§ Work to be completed: In the listing below, count each line containing "Printed" and answer with the count only.

──────── Data lines ────────

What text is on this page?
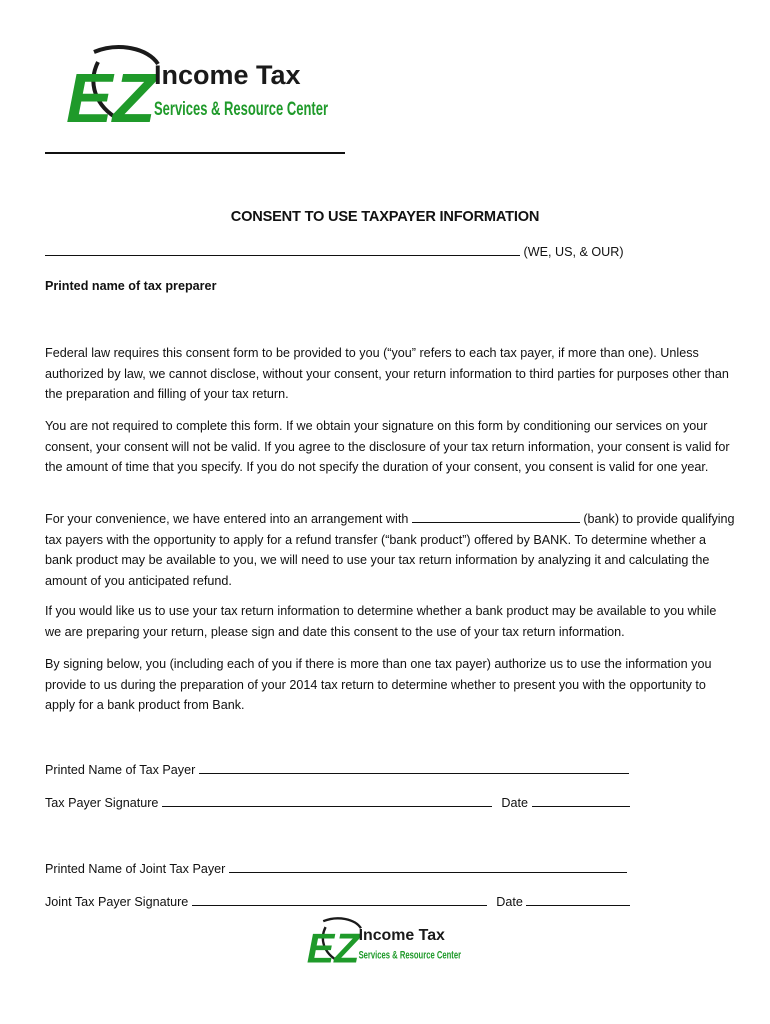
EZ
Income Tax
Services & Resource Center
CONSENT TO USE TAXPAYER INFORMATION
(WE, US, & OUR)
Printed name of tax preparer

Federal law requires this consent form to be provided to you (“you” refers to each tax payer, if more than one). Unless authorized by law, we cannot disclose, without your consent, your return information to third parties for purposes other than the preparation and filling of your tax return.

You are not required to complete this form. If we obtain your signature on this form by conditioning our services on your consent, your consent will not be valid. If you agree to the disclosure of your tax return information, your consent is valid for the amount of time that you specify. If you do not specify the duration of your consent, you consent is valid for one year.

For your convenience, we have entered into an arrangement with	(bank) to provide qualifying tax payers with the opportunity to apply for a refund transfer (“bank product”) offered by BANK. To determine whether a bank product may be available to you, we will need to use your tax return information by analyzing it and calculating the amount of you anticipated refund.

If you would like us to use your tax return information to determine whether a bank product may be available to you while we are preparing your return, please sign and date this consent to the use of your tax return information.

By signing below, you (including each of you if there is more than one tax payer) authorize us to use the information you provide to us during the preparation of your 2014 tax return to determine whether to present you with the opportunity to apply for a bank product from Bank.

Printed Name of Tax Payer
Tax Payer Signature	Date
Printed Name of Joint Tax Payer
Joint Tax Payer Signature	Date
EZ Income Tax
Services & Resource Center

────────

§ Task output: 3